**Written exercise**: Pick out every line of the entries below where "bottom" occurs, and copy those lines.

============================================================

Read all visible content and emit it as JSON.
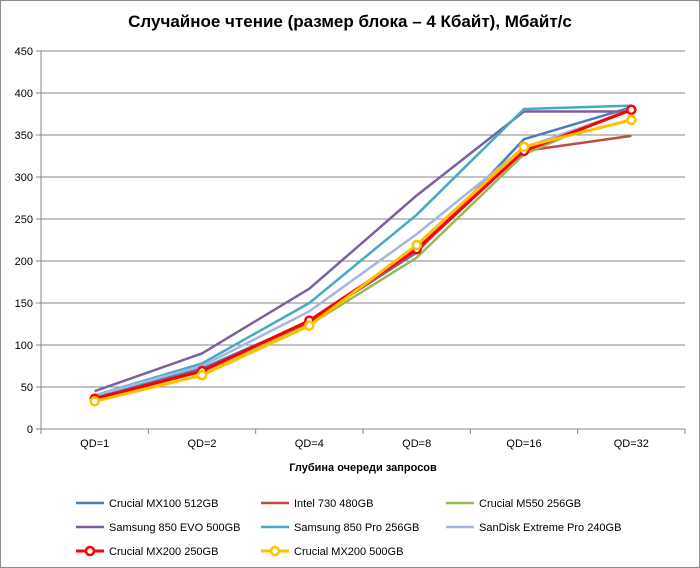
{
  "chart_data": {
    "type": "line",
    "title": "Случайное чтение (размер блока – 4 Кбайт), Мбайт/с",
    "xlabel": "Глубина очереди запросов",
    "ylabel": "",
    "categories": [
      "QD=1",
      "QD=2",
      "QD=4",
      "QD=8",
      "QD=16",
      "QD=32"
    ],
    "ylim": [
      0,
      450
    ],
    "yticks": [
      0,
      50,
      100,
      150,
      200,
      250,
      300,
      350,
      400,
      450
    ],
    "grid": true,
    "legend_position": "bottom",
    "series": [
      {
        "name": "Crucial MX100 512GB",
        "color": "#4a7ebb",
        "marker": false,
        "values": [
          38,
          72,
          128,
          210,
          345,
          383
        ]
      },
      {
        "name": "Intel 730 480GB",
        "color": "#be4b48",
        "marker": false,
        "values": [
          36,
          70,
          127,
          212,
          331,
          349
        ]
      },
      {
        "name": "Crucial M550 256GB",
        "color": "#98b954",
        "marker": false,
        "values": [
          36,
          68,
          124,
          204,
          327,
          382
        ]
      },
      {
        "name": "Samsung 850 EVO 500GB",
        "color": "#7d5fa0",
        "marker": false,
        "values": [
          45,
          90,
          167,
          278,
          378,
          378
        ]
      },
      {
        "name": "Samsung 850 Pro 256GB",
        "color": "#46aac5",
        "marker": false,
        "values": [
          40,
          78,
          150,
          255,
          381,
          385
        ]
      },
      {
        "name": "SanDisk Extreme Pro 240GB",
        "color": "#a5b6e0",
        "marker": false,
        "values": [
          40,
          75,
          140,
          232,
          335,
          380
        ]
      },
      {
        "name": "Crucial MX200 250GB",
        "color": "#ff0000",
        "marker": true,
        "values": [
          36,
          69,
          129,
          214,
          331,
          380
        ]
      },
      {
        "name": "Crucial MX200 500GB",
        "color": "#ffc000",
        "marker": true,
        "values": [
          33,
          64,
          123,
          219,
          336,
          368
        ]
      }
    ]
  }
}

============================================================

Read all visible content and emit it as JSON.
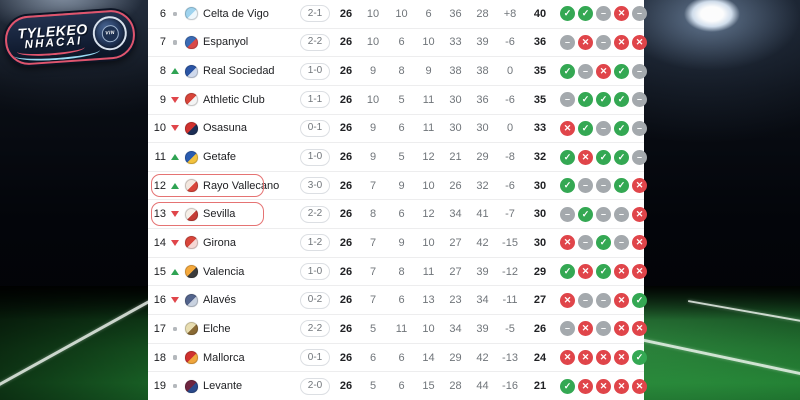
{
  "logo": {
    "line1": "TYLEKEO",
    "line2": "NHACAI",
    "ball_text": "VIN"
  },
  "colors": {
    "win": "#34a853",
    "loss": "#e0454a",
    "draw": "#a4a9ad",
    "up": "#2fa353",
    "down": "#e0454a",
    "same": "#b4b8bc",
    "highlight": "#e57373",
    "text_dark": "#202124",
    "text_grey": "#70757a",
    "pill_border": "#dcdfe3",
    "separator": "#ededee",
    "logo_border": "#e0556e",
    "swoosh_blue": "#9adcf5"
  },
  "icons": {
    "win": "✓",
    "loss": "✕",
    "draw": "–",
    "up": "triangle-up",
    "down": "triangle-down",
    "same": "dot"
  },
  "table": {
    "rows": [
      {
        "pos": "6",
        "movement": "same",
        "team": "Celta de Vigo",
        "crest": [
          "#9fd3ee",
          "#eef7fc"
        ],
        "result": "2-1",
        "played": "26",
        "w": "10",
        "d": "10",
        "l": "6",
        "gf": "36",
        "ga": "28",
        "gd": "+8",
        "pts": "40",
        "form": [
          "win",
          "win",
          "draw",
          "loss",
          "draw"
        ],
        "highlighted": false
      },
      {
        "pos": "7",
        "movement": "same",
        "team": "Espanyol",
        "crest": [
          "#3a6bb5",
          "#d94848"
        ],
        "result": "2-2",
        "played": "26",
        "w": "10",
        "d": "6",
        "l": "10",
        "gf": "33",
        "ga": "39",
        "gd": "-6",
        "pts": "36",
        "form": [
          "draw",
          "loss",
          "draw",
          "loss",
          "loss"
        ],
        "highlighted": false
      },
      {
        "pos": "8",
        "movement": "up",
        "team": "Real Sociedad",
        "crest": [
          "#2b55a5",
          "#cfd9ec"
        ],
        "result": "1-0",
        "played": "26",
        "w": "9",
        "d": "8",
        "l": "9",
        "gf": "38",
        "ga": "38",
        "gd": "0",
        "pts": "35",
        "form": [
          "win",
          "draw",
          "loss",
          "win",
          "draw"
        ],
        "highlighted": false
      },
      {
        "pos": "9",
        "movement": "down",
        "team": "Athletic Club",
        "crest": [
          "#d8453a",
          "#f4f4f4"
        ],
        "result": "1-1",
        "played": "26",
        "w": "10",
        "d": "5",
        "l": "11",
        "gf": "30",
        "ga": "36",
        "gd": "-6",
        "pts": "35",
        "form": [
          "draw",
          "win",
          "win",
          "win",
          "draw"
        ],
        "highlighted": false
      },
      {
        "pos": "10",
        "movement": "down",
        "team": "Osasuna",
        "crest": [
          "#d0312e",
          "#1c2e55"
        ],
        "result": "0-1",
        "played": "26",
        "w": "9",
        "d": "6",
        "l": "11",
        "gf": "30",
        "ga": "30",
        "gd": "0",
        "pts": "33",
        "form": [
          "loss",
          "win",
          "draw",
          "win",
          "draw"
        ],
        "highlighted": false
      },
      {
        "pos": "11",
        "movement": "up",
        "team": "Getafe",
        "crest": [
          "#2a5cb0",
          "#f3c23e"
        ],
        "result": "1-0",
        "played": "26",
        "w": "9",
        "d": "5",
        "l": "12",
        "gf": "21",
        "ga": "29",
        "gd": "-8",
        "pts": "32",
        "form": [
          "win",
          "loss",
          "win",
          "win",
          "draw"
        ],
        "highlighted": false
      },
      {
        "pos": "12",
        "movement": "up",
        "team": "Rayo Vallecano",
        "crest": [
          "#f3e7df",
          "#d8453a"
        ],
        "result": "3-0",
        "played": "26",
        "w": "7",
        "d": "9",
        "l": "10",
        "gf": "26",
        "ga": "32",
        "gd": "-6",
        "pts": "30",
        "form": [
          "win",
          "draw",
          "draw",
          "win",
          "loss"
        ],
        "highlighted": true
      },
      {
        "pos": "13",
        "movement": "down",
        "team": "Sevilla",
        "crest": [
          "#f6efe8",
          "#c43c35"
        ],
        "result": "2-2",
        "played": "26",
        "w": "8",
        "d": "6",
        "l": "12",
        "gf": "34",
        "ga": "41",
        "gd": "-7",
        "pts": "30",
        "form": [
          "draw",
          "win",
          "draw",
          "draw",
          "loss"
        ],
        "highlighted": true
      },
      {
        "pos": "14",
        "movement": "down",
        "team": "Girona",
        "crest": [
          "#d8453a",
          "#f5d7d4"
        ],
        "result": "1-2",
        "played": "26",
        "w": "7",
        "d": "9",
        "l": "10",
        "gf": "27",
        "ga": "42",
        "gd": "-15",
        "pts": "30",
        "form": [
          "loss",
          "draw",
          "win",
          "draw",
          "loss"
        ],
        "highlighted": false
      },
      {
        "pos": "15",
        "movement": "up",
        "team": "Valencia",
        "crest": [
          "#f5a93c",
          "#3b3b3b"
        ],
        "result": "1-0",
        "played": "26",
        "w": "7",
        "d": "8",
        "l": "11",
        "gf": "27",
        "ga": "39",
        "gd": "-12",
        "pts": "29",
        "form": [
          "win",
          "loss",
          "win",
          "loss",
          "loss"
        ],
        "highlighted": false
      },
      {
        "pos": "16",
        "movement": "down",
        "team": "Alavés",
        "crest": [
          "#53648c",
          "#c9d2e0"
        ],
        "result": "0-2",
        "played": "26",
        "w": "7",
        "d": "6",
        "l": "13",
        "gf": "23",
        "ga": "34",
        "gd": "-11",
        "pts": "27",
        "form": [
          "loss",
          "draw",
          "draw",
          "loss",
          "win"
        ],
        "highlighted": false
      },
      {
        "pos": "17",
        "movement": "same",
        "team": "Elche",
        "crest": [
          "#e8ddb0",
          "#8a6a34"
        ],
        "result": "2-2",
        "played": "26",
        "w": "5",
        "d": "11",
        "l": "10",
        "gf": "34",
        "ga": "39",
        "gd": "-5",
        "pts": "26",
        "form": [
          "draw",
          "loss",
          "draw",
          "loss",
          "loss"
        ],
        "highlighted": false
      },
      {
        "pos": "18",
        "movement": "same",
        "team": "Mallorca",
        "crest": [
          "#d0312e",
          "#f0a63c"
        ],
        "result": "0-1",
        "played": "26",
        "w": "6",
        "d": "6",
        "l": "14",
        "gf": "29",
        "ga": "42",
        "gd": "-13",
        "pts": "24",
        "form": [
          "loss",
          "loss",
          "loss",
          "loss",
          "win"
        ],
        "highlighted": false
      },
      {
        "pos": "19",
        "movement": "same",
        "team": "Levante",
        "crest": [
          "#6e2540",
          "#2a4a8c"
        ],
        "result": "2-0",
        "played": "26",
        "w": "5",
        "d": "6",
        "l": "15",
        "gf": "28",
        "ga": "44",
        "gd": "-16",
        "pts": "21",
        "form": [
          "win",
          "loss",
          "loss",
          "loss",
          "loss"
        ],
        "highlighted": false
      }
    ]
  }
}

============================================================

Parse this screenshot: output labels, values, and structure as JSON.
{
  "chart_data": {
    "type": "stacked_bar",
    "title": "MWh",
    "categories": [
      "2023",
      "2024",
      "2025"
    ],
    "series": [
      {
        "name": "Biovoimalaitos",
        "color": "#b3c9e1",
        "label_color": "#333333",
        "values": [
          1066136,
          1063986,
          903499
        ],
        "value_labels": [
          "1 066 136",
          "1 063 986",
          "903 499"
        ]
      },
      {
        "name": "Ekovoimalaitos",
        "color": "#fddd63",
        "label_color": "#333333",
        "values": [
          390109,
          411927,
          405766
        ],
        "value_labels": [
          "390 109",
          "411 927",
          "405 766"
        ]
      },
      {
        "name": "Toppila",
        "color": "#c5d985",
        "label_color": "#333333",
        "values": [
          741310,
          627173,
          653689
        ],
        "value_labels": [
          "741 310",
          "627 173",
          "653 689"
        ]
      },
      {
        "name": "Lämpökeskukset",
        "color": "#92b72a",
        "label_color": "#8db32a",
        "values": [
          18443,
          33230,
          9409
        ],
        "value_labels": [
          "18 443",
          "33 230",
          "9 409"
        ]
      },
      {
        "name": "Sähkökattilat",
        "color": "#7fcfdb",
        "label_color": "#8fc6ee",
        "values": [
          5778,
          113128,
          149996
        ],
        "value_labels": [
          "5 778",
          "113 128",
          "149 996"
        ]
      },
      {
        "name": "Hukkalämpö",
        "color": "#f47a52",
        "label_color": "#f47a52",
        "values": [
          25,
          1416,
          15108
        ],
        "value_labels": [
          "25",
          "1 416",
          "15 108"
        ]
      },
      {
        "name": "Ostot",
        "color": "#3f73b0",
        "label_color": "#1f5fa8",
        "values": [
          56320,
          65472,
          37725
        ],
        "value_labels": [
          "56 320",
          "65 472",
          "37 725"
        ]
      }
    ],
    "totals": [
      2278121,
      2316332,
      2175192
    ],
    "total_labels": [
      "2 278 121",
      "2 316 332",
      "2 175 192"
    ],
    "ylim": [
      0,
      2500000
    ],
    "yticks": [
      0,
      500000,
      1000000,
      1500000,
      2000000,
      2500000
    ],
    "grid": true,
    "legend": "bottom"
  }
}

============================================================

**Solved problem**:
    "legend_position": "bottom",
    "legend": "bottom"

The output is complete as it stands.